DIRECTIONS:
Can you extract all of the lines below and reproduce each one verbatim?

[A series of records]
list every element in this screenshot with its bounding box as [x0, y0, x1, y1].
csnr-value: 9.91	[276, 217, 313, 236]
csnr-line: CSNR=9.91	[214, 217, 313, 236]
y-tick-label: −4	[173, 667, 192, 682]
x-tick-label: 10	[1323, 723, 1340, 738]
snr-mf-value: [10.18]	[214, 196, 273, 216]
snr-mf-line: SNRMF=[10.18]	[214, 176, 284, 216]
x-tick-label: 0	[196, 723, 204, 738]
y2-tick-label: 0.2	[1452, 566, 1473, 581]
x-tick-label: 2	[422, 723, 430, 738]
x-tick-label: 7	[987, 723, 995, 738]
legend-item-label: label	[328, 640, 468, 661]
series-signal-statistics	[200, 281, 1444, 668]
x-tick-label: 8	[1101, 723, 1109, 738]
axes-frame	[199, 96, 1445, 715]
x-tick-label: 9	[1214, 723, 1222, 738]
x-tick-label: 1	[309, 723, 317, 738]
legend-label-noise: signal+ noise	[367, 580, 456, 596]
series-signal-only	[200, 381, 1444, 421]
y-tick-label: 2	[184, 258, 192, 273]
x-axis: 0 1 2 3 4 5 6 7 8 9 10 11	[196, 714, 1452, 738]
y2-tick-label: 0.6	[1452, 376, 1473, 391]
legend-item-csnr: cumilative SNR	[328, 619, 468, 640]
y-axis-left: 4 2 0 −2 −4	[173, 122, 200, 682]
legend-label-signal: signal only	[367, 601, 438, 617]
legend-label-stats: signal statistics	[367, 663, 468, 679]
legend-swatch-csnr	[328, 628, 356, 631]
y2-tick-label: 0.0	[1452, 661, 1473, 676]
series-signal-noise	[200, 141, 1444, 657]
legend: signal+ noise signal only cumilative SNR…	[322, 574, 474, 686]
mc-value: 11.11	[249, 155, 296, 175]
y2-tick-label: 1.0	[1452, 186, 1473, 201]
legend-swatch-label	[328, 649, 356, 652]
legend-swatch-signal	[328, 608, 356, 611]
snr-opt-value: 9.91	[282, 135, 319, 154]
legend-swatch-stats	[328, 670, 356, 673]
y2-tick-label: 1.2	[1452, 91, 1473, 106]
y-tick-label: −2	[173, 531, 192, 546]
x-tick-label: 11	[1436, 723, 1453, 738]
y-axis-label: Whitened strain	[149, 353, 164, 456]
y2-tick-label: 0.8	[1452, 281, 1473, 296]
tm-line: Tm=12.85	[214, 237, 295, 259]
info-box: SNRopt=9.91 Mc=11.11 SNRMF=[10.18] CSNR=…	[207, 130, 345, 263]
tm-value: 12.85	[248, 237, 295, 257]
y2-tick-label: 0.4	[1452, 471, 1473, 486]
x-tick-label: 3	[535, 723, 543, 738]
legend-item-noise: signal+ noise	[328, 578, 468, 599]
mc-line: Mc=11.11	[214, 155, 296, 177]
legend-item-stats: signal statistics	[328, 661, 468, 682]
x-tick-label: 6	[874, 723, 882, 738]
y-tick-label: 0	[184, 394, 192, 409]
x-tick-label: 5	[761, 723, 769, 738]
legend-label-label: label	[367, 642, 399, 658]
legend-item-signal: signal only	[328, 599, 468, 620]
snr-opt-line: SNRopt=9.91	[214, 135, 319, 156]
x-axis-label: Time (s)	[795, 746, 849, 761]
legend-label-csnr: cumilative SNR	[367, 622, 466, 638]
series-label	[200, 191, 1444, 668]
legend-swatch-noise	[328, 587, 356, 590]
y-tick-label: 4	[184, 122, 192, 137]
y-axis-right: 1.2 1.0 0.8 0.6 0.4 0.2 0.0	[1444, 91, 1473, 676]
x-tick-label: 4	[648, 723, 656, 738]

ANSWER IN FULL:
list every element in this screenshot with its bounding box as [x0, y0, x1, y1].
csnr-value: 9.91	[276, 217, 313, 236]
csnr-line: CSNR=9.91	[214, 217, 313, 236]
y-tick-label: −4	[173, 667, 192, 682]
x-tick-label: 10	[1323, 723, 1340, 738]
snr-mf-value: [10.18]	[214, 196, 273, 216]
snr-mf-line: SNRMF=[10.18]	[214, 176, 284, 216]
x-tick-label: 0	[196, 723, 204, 738]
y2-tick-label: 0.2	[1452, 566, 1473, 581]
x-tick-label: 2	[422, 723, 430, 738]
x-tick-label: 7	[987, 723, 995, 738]
legend-item-label: label	[328, 640, 468, 661]
series-signal-statistics	[200, 281, 1444, 668]
x-tick-label: 8	[1101, 723, 1109, 738]
axes-frame	[199, 96, 1445, 715]
x-tick-label: 9	[1214, 723, 1222, 738]
x-tick-label: 1	[309, 723, 317, 738]
legend-label-noise: signal+ noise	[367, 580, 456, 596]
series-signal-only	[200, 381, 1444, 421]
y-tick-label: 2	[184, 258, 192, 273]
x-axis: 0 1 2 3 4 5 6 7 8 9 10 11	[196, 714, 1452, 738]
y2-tick-label: 0.6	[1452, 376, 1473, 391]
legend-item-csnr: cumilative SNR	[328, 619, 468, 640]
y-axis-left: 4 2 0 −2 −4	[173, 122, 200, 682]
legend-label-signal: signal only	[367, 601, 438, 617]
legend-label-stats: signal statistics	[367, 663, 468, 679]
legend-swatch-csnr	[328, 628, 356, 631]
y2-tick-label: 0.0	[1452, 661, 1473, 676]
series-signal-noise	[200, 141, 1444, 657]
legend: signal+ noise signal only cumilative SNR…	[322, 574, 474, 686]
mc-value: 11.11	[249, 155, 296, 175]
y2-tick-label: 1.0	[1452, 186, 1473, 201]
legend-swatch-label	[328, 649, 356, 652]
legend-swatch-signal	[328, 608, 356, 611]
snr-opt-value: 9.91	[282, 135, 319, 154]
legend-swatch-stats	[328, 670, 356, 673]
y2-tick-label: 1.2	[1452, 91, 1473, 106]
y-tick-label: −2	[173, 531, 192, 546]
x-tick-label: 11	[1436, 723, 1453, 738]
y-axis-label: Whitened strain	[149, 353, 164, 456]
y2-tick-label: 0.8	[1452, 281, 1473, 296]
tm-line: Tm=12.85	[214, 237, 295, 259]
info-box: SNRopt=9.91 Mc=11.11 SNRMF=[10.18] CSNR=…	[207, 130, 345, 263]
tm-value: 12.85	[248, 237, 295, 257]
y2-tick-label: 0.4	[1452, 471, 1473, 486]
x-tick-label: 3	[535, 723, 543, 738]
legend-item-noise: signal+ noise	[328, 578, 468, 599]
mc-line: Mc=11.11	[214, 155, 296, 177]
legend-item-stats: signal statistics	[328, 661, 468, 682]
x-tick-label: 6	[874, 723, 882, 738]
y-tick-label: 0	[184, 394, 192, 409]
x-tick-label: 5	[761, 723, 769, 738]
legend-label-label: label	[367, 642, 399, 658]
legend-item-signal: signal only	[328, 599, 468, 620]
snr-opt-line: SNRopt=9.91	[214, 135, 319, 156]
x-axis-label: Time (s)	[795, 746, 849, 761]
legend-label-csnr: cumilative SNR	[367, 622, 466, 638]
series-label	[200, 191, 1444, 668]
legend-swatch-noise	[328, 587, 356, 590]
y-tick-label: 4	[184, 122, 192, 137]
y-axis-right: 1.2 1.0 0.8 0.6 0.4 0.2 0.0	[1444, 91, 1473, 676]
x-tick-label: 4	[648, 723, 656, 738]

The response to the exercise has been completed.